Securities Laws Flashcards
What kind of legislation is Rule 10b-5?
Rule 10b-5 is probably the most important piece of Anti-fraud securities legislation. (Acing 157)
Who might the use Rule 10b-5?
The SEC and private individuals can use Rule 10b-5. (Acing 157)
In a 10b private action for damages, the plaintiff must prove what 4 things?
- Defendant made a material misrepresentation
- Reliance
- Scienter, and
- Causation
Gifting and Securities Fraud
The Government disagrees and argues that a gift of confidential information to anyone, not just a ‘trading relative or friend’, is enough to prove securities fraud.
Words to know in relation to Rule 10b-5?
Corporate insider / deceptive device / relationship of trust and confidence/ duty to disclosure / abstain from trading / prevent unfair advantage / uninformed stockholders.
What is the Misappropriation Theory?
The “misappropriation theory’ holds that a person commits fraud ‘in connection with’ a securities transaction, and thereby violates Section 10b and Rule 10b-5, when he misappropriates confidential information for securities tracking purposes, in breach of a Duty owed to the Source of that information. (Klein494)
A fiduciary’s undisclosed, self-serving use of a principal’s information to purchase or sell securities + In Breach of a duty of loyalty and confidentiality =
Defrauds the principal of the exclusive use of that information.

Stored data =>
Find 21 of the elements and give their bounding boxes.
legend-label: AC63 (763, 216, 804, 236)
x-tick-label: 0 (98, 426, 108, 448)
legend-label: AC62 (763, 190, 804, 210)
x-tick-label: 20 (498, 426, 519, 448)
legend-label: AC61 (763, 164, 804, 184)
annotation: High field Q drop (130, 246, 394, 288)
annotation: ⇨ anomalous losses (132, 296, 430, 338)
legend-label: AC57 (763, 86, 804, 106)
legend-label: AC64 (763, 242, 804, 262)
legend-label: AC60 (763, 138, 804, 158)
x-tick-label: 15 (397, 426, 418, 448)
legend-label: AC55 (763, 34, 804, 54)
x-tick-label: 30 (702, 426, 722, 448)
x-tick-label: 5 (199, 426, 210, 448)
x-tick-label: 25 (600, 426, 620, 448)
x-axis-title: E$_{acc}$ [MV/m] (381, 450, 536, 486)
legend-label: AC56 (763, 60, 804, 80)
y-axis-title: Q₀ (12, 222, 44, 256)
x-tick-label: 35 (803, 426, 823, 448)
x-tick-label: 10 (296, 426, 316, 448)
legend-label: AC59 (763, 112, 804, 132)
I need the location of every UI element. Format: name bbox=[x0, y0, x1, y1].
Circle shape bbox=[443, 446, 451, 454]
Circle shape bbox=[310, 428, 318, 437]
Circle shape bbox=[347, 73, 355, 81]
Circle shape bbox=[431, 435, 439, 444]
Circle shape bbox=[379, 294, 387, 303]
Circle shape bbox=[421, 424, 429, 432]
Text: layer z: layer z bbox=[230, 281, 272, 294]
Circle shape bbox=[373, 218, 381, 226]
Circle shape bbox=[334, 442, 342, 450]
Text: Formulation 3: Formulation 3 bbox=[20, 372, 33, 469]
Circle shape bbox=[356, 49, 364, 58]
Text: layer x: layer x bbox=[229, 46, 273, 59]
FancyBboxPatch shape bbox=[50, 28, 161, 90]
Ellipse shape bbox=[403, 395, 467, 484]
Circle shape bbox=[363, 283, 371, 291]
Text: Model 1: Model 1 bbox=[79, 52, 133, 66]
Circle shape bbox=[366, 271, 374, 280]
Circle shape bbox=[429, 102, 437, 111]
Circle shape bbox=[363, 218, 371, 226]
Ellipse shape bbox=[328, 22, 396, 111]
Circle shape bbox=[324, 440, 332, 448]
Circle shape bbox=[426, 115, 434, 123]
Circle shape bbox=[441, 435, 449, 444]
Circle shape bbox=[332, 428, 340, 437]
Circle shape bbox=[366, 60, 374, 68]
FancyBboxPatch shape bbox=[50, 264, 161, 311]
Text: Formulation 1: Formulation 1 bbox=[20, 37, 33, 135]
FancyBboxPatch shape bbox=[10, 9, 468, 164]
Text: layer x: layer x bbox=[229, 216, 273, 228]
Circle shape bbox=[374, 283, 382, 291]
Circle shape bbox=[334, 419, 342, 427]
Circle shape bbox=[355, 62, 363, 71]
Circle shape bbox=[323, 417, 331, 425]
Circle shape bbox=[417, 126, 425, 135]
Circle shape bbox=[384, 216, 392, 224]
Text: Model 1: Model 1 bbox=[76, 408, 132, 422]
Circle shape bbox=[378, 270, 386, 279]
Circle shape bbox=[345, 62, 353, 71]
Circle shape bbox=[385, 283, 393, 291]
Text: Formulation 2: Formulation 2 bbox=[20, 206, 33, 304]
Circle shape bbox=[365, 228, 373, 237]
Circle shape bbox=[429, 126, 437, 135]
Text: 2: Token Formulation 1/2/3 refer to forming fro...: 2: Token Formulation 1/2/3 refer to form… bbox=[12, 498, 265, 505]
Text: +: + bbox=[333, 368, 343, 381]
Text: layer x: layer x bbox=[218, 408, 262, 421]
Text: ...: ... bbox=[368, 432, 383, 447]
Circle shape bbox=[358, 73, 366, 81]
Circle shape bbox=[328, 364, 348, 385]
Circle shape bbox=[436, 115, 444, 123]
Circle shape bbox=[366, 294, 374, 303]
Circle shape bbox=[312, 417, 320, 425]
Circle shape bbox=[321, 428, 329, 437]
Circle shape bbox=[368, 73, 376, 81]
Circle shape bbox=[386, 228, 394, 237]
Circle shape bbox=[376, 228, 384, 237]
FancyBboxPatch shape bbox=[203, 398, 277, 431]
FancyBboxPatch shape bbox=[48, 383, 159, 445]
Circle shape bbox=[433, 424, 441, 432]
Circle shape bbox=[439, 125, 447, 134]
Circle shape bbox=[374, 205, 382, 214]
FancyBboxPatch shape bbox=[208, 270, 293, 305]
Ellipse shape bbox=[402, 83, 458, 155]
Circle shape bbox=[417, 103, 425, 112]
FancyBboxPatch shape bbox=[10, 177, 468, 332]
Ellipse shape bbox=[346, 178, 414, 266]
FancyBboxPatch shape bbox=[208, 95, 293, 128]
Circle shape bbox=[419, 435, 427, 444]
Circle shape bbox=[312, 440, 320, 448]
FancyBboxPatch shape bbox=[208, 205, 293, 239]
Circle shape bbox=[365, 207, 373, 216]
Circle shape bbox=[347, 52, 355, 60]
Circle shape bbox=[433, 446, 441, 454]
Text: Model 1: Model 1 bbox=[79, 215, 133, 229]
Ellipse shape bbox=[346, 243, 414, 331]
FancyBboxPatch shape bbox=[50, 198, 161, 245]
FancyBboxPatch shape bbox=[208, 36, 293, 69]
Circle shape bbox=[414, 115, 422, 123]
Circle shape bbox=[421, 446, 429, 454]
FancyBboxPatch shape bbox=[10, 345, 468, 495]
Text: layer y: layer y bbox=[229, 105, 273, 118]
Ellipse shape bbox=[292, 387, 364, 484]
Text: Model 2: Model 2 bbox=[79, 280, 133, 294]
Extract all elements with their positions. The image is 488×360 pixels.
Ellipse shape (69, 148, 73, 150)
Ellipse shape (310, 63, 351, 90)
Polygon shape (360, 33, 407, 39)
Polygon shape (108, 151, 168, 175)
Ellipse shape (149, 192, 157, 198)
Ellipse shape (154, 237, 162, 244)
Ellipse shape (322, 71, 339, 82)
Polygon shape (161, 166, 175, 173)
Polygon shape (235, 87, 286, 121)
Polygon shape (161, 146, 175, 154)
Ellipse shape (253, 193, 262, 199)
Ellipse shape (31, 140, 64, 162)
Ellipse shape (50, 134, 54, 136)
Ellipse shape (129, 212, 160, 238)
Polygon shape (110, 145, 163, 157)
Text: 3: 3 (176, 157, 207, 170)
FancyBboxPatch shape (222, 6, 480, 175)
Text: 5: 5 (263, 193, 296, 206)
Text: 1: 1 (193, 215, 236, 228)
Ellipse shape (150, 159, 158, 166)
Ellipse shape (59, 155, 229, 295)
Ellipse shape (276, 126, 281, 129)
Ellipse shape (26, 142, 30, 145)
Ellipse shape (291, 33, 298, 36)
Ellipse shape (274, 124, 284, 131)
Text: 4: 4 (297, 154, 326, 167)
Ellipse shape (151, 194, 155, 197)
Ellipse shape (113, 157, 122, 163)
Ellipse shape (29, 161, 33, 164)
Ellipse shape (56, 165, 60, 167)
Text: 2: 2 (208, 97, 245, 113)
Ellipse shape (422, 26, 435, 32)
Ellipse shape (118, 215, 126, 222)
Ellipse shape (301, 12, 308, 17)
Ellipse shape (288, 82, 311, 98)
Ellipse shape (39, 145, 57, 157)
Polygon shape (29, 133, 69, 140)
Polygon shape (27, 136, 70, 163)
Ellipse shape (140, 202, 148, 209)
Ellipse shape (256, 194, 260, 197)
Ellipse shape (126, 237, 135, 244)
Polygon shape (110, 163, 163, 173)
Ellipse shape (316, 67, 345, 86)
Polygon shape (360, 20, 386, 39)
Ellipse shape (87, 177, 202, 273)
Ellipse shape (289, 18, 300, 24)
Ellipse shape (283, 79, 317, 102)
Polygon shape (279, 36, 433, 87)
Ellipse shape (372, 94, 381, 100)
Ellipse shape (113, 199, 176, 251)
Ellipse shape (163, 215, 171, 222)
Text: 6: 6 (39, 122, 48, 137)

Your goal => Rename "Rule 10b-5" as "Section 10(b)" in the stretch of the securities laws flashcards from "Securities Laws Flashcards" through "use Rule 10b-5?", and give that stretch again. The material has no connection to the securities laws flashcards.

Result =>
Securities Laws Flashcards
What kind of legislation is Section 10(b)?
Section 10(b) is probably the most important piece of Anti-fraud securities legislation. (Acing 157)
Who might the use Section 10(b)?